Directions | From the entries below, please gather each line containing the string "name".
┌──
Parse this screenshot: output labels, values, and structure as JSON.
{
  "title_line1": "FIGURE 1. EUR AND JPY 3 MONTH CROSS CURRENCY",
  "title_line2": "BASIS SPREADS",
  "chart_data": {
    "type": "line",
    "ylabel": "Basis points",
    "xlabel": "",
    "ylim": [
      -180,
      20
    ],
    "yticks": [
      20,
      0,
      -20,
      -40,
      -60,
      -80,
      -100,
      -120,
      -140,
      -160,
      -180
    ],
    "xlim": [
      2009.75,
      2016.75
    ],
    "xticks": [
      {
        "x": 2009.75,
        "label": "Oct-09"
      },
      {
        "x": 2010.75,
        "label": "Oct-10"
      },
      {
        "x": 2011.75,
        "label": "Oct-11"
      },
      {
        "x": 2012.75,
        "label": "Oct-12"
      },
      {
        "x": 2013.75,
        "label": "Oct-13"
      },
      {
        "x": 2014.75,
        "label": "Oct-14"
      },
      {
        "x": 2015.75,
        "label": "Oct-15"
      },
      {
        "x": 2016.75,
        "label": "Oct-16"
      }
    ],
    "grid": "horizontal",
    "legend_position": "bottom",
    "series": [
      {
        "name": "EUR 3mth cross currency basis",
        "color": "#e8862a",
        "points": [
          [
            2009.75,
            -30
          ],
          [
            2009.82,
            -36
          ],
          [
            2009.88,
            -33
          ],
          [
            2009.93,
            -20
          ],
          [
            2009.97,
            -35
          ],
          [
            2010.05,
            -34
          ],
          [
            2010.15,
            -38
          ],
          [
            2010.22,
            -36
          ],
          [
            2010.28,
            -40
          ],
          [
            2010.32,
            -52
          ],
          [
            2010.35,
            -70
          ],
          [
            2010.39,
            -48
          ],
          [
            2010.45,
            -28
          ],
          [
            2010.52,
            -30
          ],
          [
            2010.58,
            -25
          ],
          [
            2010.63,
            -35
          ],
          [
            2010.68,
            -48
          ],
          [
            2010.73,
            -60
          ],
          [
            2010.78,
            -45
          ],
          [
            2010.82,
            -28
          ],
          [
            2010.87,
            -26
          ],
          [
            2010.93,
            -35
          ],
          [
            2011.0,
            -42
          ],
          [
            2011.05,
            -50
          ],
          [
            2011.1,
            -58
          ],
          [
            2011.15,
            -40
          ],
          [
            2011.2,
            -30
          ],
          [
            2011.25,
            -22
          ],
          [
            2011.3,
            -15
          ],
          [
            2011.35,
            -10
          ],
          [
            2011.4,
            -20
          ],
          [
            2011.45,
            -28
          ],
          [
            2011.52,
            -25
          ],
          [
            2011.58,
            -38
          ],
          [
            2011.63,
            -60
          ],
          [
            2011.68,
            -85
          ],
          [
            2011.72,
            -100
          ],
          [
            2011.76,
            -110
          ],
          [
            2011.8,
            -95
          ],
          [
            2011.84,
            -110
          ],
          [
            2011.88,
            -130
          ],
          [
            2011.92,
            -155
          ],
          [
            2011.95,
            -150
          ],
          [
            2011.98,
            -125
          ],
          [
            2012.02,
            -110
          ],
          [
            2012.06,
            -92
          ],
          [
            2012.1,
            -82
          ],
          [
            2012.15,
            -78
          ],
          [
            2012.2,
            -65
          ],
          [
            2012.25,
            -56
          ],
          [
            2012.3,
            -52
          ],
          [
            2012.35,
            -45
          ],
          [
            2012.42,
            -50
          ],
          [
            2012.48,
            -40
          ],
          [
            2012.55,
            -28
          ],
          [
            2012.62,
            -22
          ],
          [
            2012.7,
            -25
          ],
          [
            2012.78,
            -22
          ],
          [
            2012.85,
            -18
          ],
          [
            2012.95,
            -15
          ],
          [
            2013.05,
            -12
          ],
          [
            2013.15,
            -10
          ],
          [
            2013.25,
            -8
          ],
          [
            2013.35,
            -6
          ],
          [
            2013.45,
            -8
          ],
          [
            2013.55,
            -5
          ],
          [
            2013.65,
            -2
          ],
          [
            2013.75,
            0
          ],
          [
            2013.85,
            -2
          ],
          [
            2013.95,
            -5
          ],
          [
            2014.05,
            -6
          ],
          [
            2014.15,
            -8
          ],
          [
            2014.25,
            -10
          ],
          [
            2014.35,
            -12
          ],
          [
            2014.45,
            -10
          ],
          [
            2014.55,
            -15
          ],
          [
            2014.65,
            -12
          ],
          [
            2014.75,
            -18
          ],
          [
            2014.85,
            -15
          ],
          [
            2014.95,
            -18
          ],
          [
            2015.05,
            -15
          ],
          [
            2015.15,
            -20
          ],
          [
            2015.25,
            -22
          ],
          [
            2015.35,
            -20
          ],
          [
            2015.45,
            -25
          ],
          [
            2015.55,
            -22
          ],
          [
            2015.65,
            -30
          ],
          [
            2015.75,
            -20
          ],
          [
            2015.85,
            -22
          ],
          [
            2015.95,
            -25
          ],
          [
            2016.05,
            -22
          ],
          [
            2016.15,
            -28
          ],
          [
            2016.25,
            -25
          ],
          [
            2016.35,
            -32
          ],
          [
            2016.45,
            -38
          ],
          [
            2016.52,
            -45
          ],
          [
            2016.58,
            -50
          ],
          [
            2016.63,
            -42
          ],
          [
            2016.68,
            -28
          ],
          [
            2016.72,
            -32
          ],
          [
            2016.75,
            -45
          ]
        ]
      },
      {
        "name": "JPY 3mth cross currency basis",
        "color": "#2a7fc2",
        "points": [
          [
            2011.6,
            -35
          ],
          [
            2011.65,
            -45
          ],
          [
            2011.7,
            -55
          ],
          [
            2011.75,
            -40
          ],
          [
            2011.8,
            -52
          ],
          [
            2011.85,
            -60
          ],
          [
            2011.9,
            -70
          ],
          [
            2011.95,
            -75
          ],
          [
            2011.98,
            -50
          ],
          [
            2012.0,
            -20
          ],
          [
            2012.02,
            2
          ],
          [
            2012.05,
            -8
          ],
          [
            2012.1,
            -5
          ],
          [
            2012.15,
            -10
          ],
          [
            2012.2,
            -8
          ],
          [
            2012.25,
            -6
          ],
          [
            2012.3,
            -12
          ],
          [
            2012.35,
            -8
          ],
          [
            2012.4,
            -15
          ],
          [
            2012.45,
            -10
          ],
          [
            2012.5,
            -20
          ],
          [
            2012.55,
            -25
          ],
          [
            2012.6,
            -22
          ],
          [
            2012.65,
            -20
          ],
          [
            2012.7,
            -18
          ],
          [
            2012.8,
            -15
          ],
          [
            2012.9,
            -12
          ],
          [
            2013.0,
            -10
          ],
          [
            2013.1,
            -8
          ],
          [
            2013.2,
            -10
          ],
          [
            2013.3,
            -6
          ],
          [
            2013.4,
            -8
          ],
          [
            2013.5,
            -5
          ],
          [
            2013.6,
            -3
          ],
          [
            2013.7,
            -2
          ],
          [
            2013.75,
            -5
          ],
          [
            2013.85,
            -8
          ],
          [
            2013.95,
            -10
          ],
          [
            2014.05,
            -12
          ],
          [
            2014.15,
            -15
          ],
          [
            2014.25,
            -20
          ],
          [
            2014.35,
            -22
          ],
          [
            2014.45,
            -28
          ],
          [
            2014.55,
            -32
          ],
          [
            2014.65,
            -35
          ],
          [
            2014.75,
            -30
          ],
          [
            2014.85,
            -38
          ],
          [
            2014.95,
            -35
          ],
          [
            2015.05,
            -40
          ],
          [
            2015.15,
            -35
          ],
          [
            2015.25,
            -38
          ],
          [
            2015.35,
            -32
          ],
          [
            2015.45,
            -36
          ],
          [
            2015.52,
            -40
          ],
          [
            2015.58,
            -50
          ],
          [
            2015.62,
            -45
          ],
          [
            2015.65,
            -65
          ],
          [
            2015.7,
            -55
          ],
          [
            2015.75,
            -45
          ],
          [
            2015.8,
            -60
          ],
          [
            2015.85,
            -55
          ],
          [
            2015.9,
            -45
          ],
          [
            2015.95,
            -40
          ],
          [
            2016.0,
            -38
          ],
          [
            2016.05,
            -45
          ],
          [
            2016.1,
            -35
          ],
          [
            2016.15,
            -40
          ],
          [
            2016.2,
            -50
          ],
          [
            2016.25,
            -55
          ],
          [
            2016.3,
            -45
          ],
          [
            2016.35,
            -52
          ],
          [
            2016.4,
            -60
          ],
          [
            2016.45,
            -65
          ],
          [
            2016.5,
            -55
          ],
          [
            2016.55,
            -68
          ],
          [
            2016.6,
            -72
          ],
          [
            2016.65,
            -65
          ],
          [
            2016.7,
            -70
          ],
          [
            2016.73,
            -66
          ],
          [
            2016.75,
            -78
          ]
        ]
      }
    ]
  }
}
└──
Exercise answer |
        "name": "EUR 3mth cross currency basis",
        "name": "JPY 3mth cross currency basis",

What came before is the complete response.